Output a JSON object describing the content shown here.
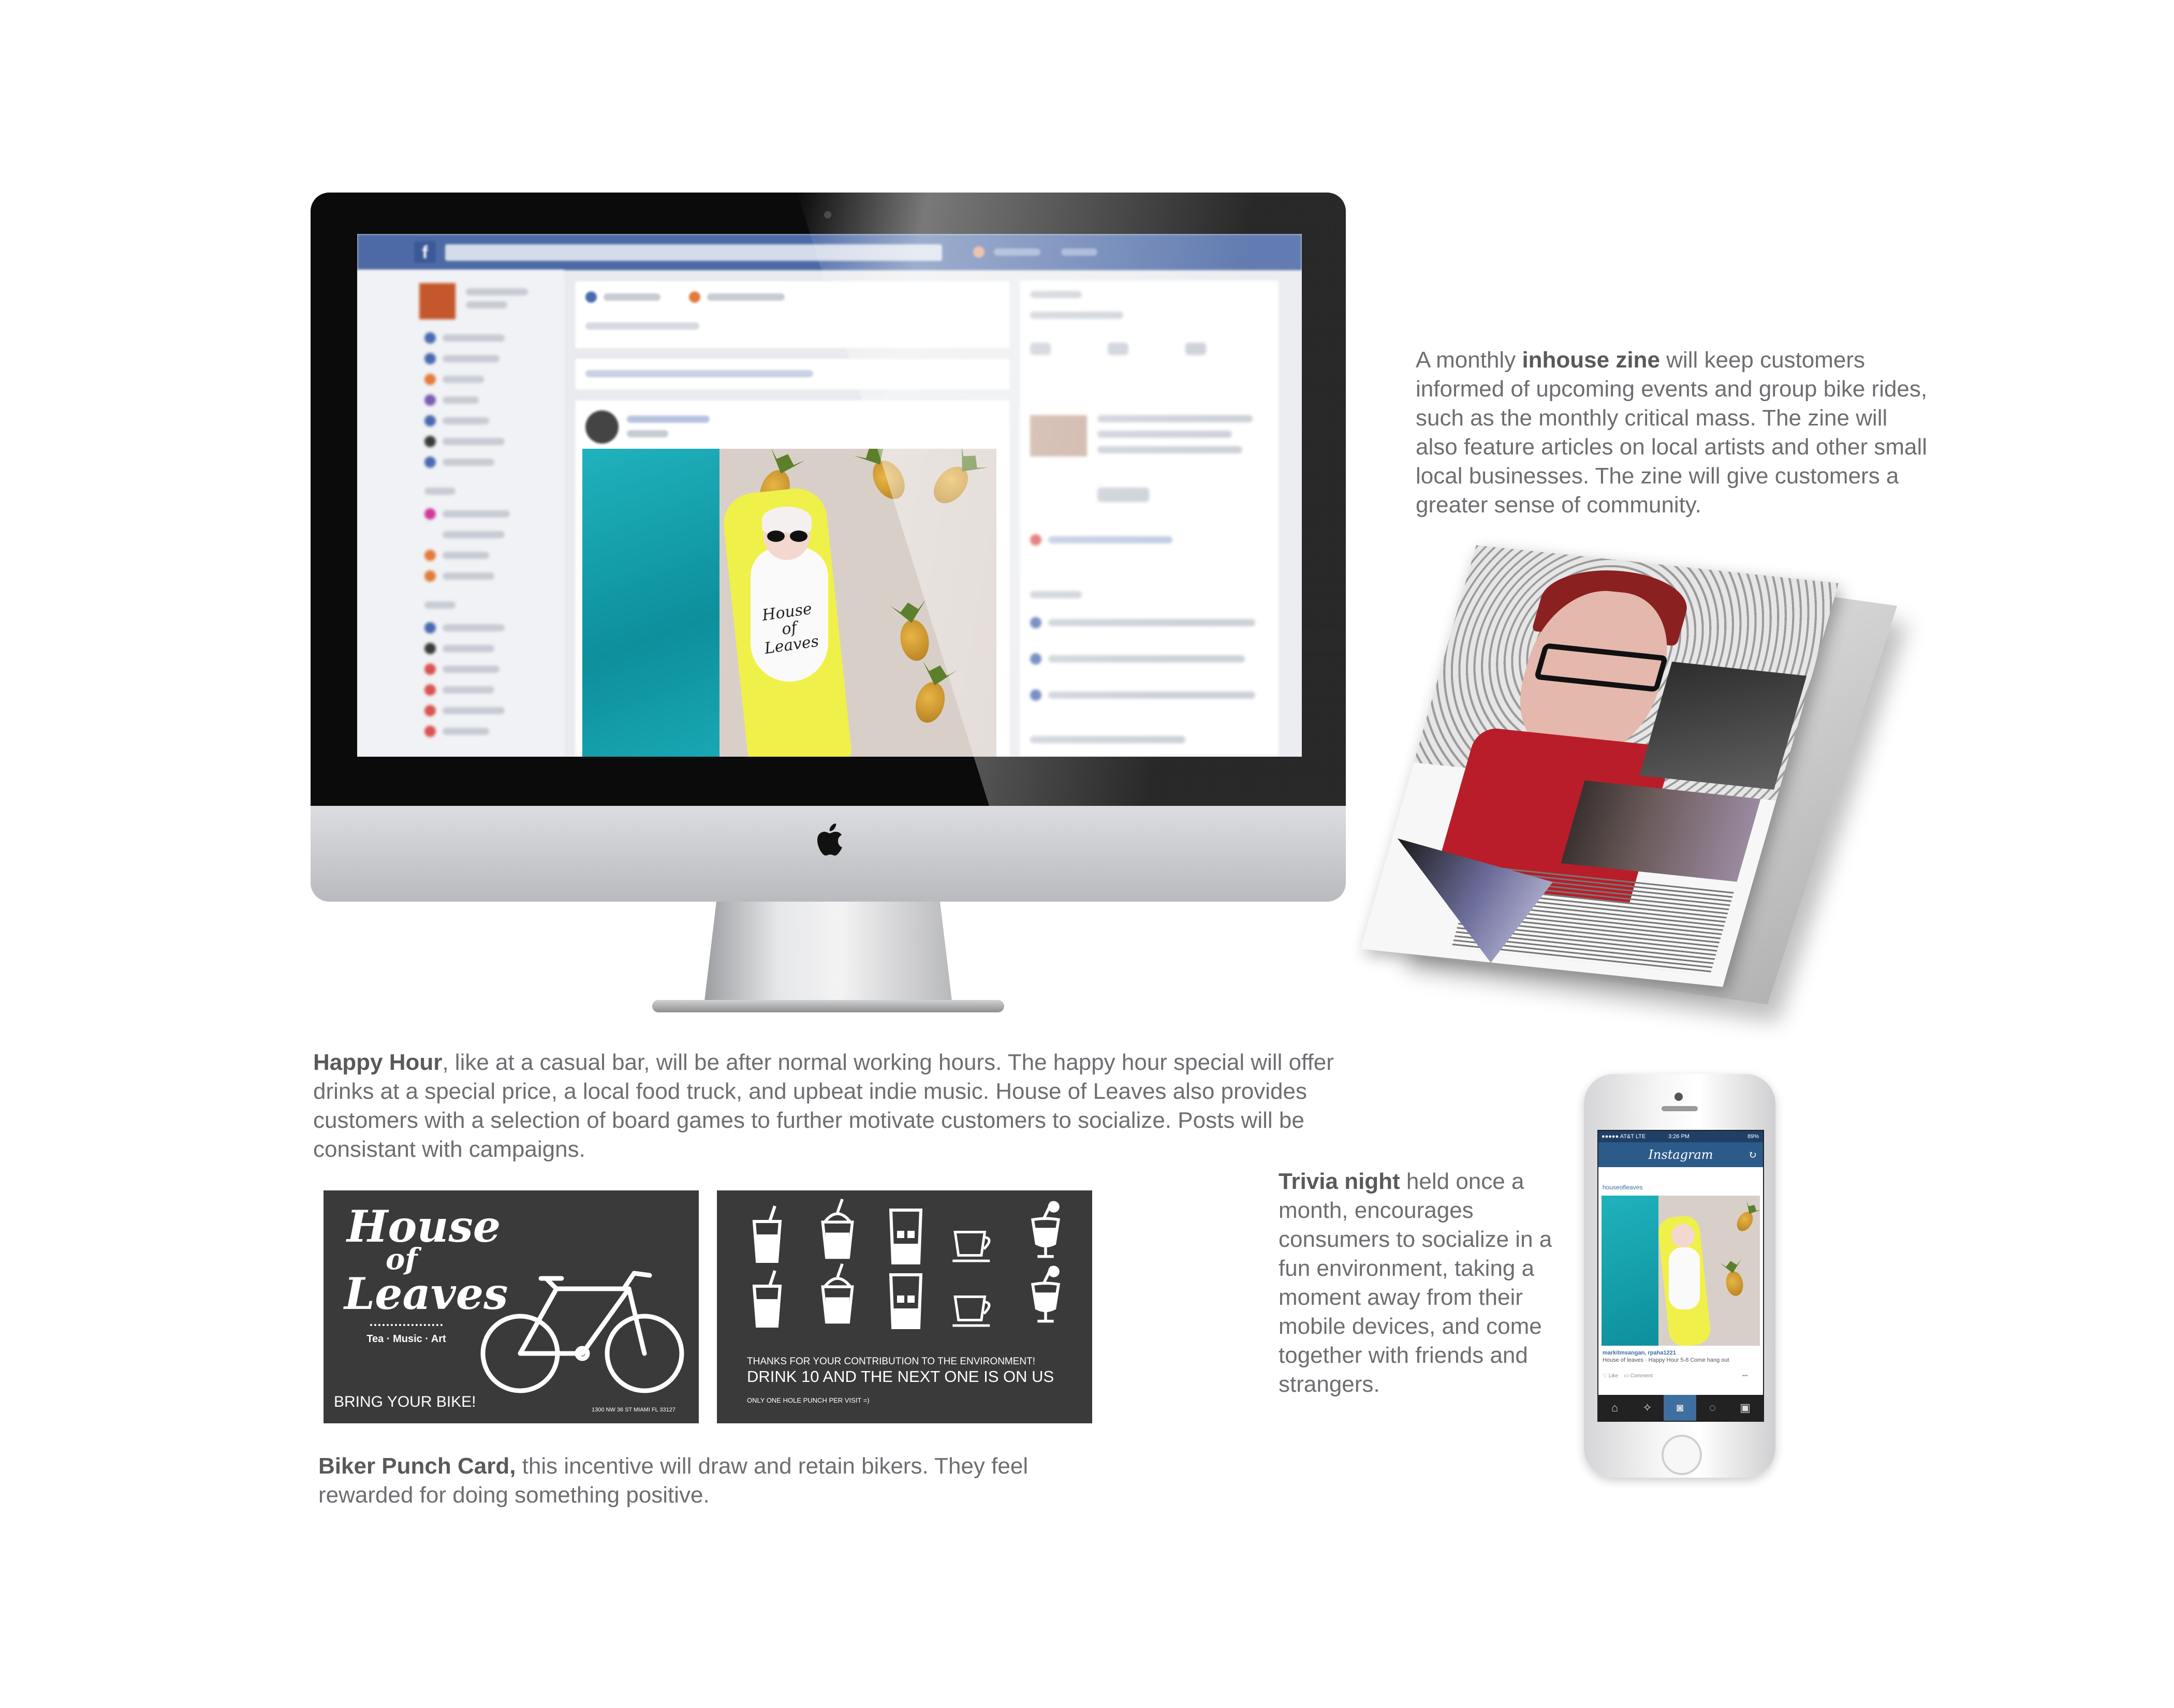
{
  "imac": {
    "screen_app": "facebook",
    "post_photo_shirt_text": "House of Leaves",
    "logo": "apple-icon"
  },
  "zine_text": {
    "p1": "A monthly ",
    "bold": "inhouse zine",
    "p2": " will keep customers informed of upcoming events and group bike rides, such as the monthly critical mass. The zine will also feature articles on local artists and other small local businesses. The zine will give customers a greater sense of community."
  },
  "happy_hour_text": {
    "bold": "Happy Hour",
    "rest": ", like at a casual bar, will be after normal working hours. The happy hour special will offer drinks at a special price, a local food truck, and upbeat indie music. House of Leaves also provides customers with a selection of board games to further motivate customers to socialize. Posts will be consistant with campaigns."
  },
  "trivia_text": {
    "bold": "Trivia night",
    "rest": " held once a month, encourages consumers to socialize in a fun environment, taking a moment away from their mobile devices, and come together with friends and strangers."
  },
  "biker_text": {
    "bold": "Biker Punch Card,",
    "rest": " this incentive will draw and retain bikers. They feel rewarded for doing something positive."
  },
  "card_front": {
    "title_line1": "House",
    "title_line2": "of",
    "title_line3": "Leaves",
    "tagline": "Tea · Music · Art",
    "cta": "BRING YOUR BIKE!",
    "address": "1300 NW 36 ST MIAMI FL 33127",
    "background": "#3a3a3a"
  },
  "card_back": {
    "thanks": "THANKS FOR YOUR CONTRIBUTION TO THE ENVIRONMENT!",
    "offer": "DRINK 10 AND THE NEXT ONE IS ON US",
    "rule": "ONLY ONE HOLE PUNCH PER VISIT =)"
  },
  "phone": {
    "carrier": "●●●●● AT&T LTE",
    "time": "3:26 PM",
    "battery": "89%",
    "app_title": "Instagram",
    "user": "houseofleaves",
    "caption_user": "markitmsangan, rpaha1221",
    "caption": "House of leaves · Happy Hour 5-8 Come hang out",
    "like": "Like",
    "comment": "Comment"
  },
  "colors": {
    "text_gray": "#6d6e71",
    "facebook_blue": "#4d6aa6",
    "instagram_blue": "#2c5b8a"
  }
}
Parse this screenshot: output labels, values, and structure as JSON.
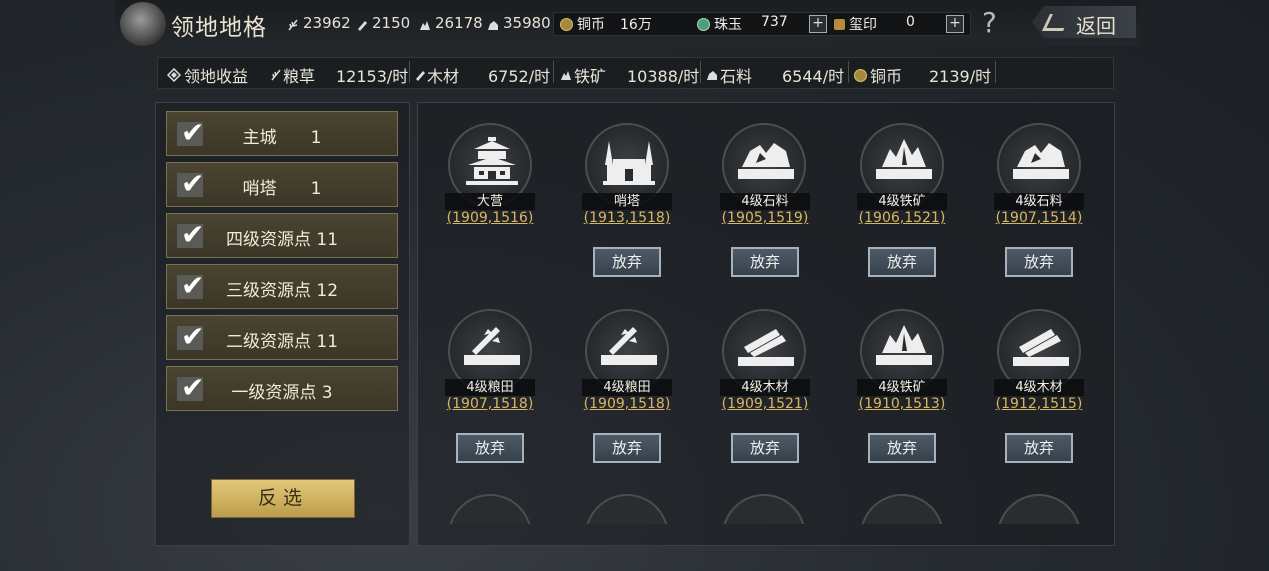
{
  "header": {
    "title": "领地地格",
    "back_label": "返回",
    "help": "?"
  },
  "resources": [
    {
      "icon": "grain-icon",
      "value": "23962"
    },
    {
      "icon": "wood-icon",
      "value": "2150"
    },
    {
      "icon": "iron-icon",
      "value": "26178"
    },
    {
      "icon": "stone-icon",
      "value": "35980"
    }
  ],
  "currencies": [
    {
      "icon": "copper-coin-icon",
      "label": "铜币",
      "value": "16万"
    },
    {
      "icon": "jade-icon",
      "label": "珠玉",
      "value": "737"
    },
    {
      "icon": "seal-icon",
      "label": "玺印",
      "value": "0"
    }
  ],
  "plus": "+",
  "income": {
    "title": "领地收益",
    "items": [
      {
        "icon": "grain-icon",
        "label": "粮草",
        "value": "12153/时"
      },
      {
        "icon": "wood-icon",
        "label": "木材",
        "value": "6752/时"
      },
      {
        "icon": "iron-icon",
        "label": "铁矿",
        "value": "10388/时"
      },
      {
        "icon": "stone-icon",
        "label": "石料",
        "value": "6544/时"
      },
      {
        "icon": "copper-coin-icon",
        "label": "铜币",
        "value": "2139/时"
      }
    ]
  },
  "filters": [
    {
      "label": "主城　　1",
      "checked": true
    },
    {
      "label": "哨塔　　1",
      "checked": true
    },
    {
      "label": "四级资源点 11",
      "checked": true
    },
    {
      "label": "三级资源点 12",
      "checked": true
    },
    {
      "label": "二级资源点 11",
      "checked": true
    },
    {
      "label": "一级资源点 3",
      "checked": true
    }
  ],
  "check_mark": "✔",
  "invert_label": "反选",
  "abandon_label": "放弃",
  "buildings": [
    {
      "name": "大营",
      "coord": "(1909,1516)",
      "icon": "camp-icon",
      "abandon": false
    },
    {
      "name": "哨塔",
      "coord": "(1913,1518)",
      "icon": "watchtower-icon",
      "abandon": true
    },
    {
      "name": "4级石料",
      "coord": "(1905,1519)",
      "icon": "stone-icon",
      "abandon": true
    },
    {
      "name": "4级铁矿",
      "coord": "(1906,1521)",
      "icon": "iron-icon",
      "abandon": true
    },
    {
      "name": "4级石料",
      "coord": "(1907,1514)",
      "icon": "stone-icon",
      "abandon": true
    },
    {
      "name": "4级粮田",
      "coord": "(1907,1518)",
      "icon": "grain-icon",
      "abandon": true
    },
    {
      "name": "4级粮田",
      "coord": "(1909,1518)",
      "icon": "grain-icon",
      "abandon": true
    },
    {
      "name": "4级木材",
      "coord": "(1909,1521)",
      "icon": "wood-icon",
      "abandon": true
    },
    {
      "name": "4级铁矿",
      "coord": "(1910,1513)",
      "icon": "iron-icon",
      "abandon": true
    },
    {
      "name": "4级木材",
      "coord": "(1912,1515)",
      "icon": "wood-icon",
      "abandon": true
    }
  ]
}
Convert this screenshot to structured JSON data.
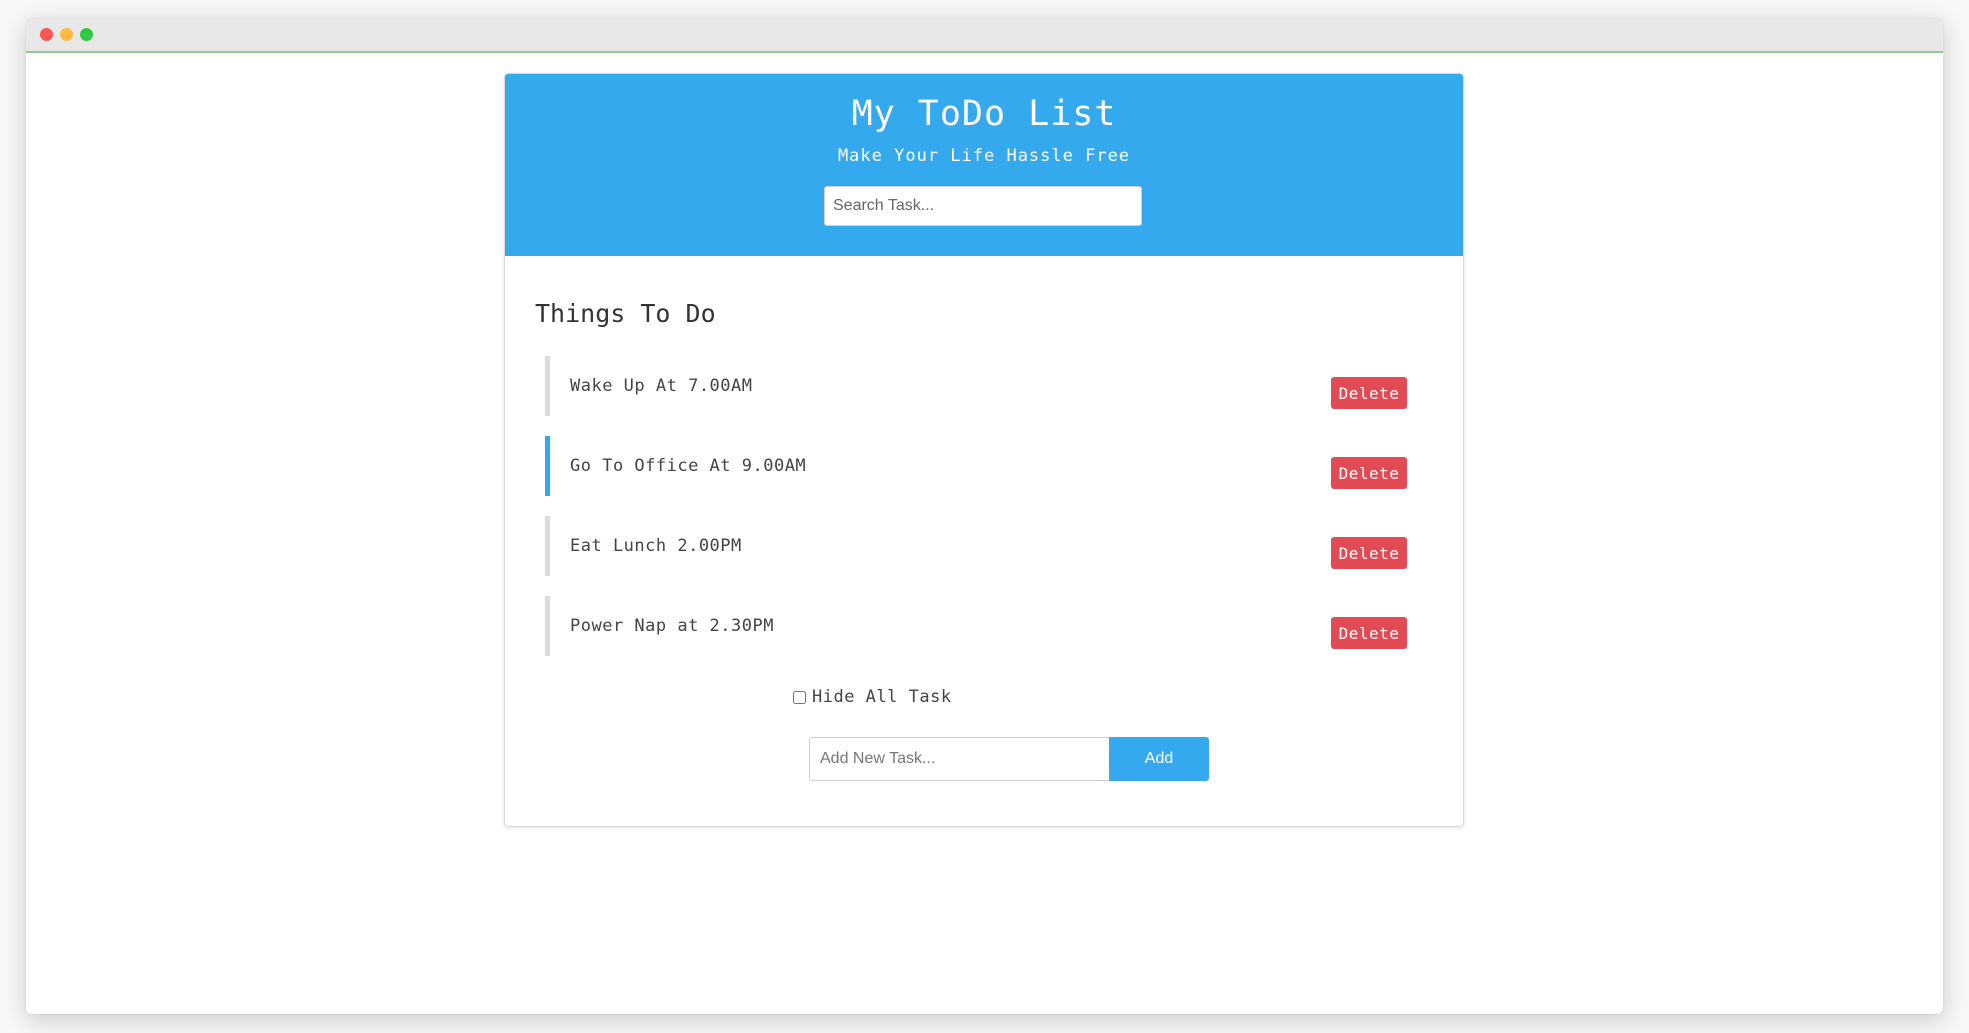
{
  "window": {
    "controls": [
      "close",
      "minimize",
      "maximize"
    ]
  },
  "header": {
    "title": "My ToDo List",
    "subtitle": "Make Your Life Hassle Free",
    "search_placeholder": "Search Task..."
  },
  "section": {
    "title": "Things To Do"
  },
  "tasks": [
    {
      "name": "Wake Up At 7.00AM",
      "delete_label": "Delete"
    },
    {
      "name": "Go To Office At 9.00AM",
      "delete_label": "Delete",
      "highlighted": true
    },
    {
      "name": "Eat Lunch 2.00PM",
      "delete_label": "Delete"
    },
    {
      "name": "Power Nap at 2.30PM",
      "delete_label": "Delete"
    }
  ],
  "hide_all": {
    "label": "Hide All Task",
    "checked": false
  },
  "add_form": {
    "placeholder": "Add New Task...",
    "button_label": "Add"
  },
  "colors": {
    "primary": "#35a9ee",
    "delete": "#e24a54",
    "inactive_border": "#dcdcdc"
  }
}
=====
Omit every picture while copying the listing above exactly.

Output a JSON object describing the content shown here.
{
  "imac": {
    "screen_app": "facebook",
    "post_photo_shirt_text": "House of Leaves",
    "logo": "apple-icon"
  },
  "zine_text": {
    "p1": "A monthly ",
    "bold": "inhouse zine",
    "p2": " will keep customers informed of upcoming events and group bike rides, such as the monthly critical mass. The zine will also feature articles on local artists and other small local businesses. The zine will give customers a greater sense of community."
  },
  "happy_hour_text": {
    "bold": "Happy Hour",
    "rest": ", like at a casual bar, will be after normal working hours. The happy hour special will offer drinks at a special price, a local food truck, and upbeat indie music. House of Leaves also provides customers with a selection of board games to further motivate customers to socialize. Posts will be consistant with campaigns."
  },
  "trivia_text": {
    "bold": "Trivia night",
    "rest": " held once a month, encourages consumers to socialize in a fun environment, taking a moment away from their mobile devices, and come together with friends and strangers."
  },
  "biker_text": {
    "bold": "Biker Punch Card,",
    "rest": " this incentive will draw and retain bikers. They feel rewarded for doing something positive."
  },
  "card_front": {
    "title_line1": "House",
    "title_line2": "of",
    "title_line3": "Leaves",
    "tagline": "Tea · Music · Art",
    "cta": "BRING YOUR BIKE!",
    "address": "1300 NW 36 ST MIAMI FL 33127",
    "background": "#3a3a3a"
  },
  "card_back": {
    "thanks": "THANKS FOR YOUR CONTRIBUTION TO THE ENVIRONMENT!",
    "offer": "DRINK 10 AND THE NEXT ONE IS ON US",
    "rule": "ONLY ONE HOLE PUNCH PER VISIT =)"
  },
  "phone": {
    "carrier": "●●●●● AT&T LTE",
    "time": "3:26 PM",
    "battery": "89%",
    "app_title": "Instagram",
    "user": "houseofleaves",
    "caption_user": "markitmsangan, rpaha1221",
    "caption": "House of leaves · Happy Hour 5-8 Come hang out",
    "like": "Like",
    "comment": "Comment"
  },
  "colors": {
    "text_gray": "#6d6e71",
    "facebook_blue": "#4d6aa6",
    "instagram_blue": "#2c5b8a"
  }
}
Parse this screenshot: output labels, values, and structure as JSON.
{
  "header": {
    "title": "领地地格",
    "back_label": "返回",
    "help": "?"
  },
  "resources": [
    {
      "icon": "grain-icon",
      "value": "23962"
    },
    {
      "icon": "wood-icon",
      "value": "2150"
    },
    {
      "icon": "iron-icon",
      "value": "26178"
    },
    {
      "icon": "stone-icon",
      "value": "35980"
    }
  ],
  "currencies": [
    {
      "icon": "copper-coin-icon",
      "label": "铜币",
      "value": "16万"
    },
    {
      "icon": "jade-icon",
      "label": "珠玉",
      "value": "737"
    },
    {
      "icon": "seal-icon",
      "label": "玺印",
      "value": "0"
    }
  ],
  "plus": "+",
  "income": {
    "title": "领地收益",
    "items": [
      {
        "icon": "grain-icon",
        "label": "粮草",
        "value": "12153/时"
      },
      {
        "icon": "wood-icon",
        "label": "木材",
        "value": "6752/时"
      },
      {
        "icon": "iron-icon",
        "label": "铁矿",
        "value": "10388/时"
      },
      {
        "icon": "stone-icon",
        "label": "石料",
        "value": "6544/时"
      },
      {
        "icon": "copper-coin-icon",
        "label": "铜币",
        "value": "2139/时"
      }
    ]
  },
  "filters": [
    {
      "label": "主城　　1",
      "checked": true
    },
    {
      "label": "哨塔　　1",
      "checked": true
    },
    {
      "label": "四级资源点 11",
      "checked": true
    },
    {
      "label": "三级资源点 12",
      "checked": true
    },
    {
      "label": "二级资源点 11",
      "checked": true
    },
    {
      "label": "一级资源点 3",
      "checked": true
    }
  ],
  "check_mark": "✔",
  "invert_label": "反选",
  "abandon_label": "放弃",
  "buildings": [
    {
      "name": "大营",
      "coord": "(1909,1516)",
      "icon": "camp-icon",
      "abandon": false
    },
    {
      "name": "哨塔",
      "coord": "(1913,1518)",
      "icon": "watchtower-icon",
      "abandon": true
    },
    {
      "name": "4级石料",
      "coord": "(1905,1519)",
      "icon": "stone-icon",
      "abandon": true
    },
    {
      "name": "4级铁矿",
      "coord": "(1906,1521)",
      "icon": "iron-icon",
      "abandon": true
    },
    {
      "name": "4级石料",
      "coord": "(1907,1514)",
      "icon": "stone-icon",
      "abandon": true
    },
    {
      "name": "4级粮田",
      "coord": "(1907,1518)",
      "icon": "grain-icon",
      "abandon": true
    },
    {
      "name": "4级粮田",
      "coord": "(1909,1518)",
      "icon": "grain-icon",
      "abandon": true
    },
    {
      "name": "4级木材",
      "coord": "(1909,1521)",
      "icon": "wood-icon",
      "abandon": true
    },
    {
      "name": "4级铁矿",
      "coord": "(1910,1513)",
      "icon": "iron-icon",
      "abandon": true
    },
    {
      "name": "4级木材",
      "coord": "(1912,1515)",
      "icon": "wood-icon",
      "abandon": true
    }
  ]
}
Convert this screenshot to structured JSON data.
{
  "window": {
    "controls": [
      "close",
      "minimize",
      "maximize"
    ]
  },
  "header": {
    "title": "My ToDo List",
    "subtitle": "Make Your Life Hassle Free",
    "search_placeholder": "Search Task..."
  },
  "section": {
    "title": "Things To Do"
  },
  "tasks": [
    {
      "name": "Wake Up At 7.00AM",
      "delete_label": "Delete"
    },
    {
      "name": "Go To Office At 9.00AM",
      "delete_label": "Delete",
      "highlighted": true
    },
    {
      "name": "Eat Lunch 2.00PM",
      "delete_label": "Delete"
    },
    {
      "name": "Power Nap at 2.30PM",
      "delete_label": "Delete"
    }
  ],
  "hide_all": {
    "label": "Hide All Task",
    "checked": false
  },
  "add_form": {
    "placeholder": "Add New Task...",
    "button_label": "Add"
  },
  "colors": {
    "primary": "#35a9ee",
    "delete": "#e24a54",
    "inactive_border": "#dcdcdc"
  }
}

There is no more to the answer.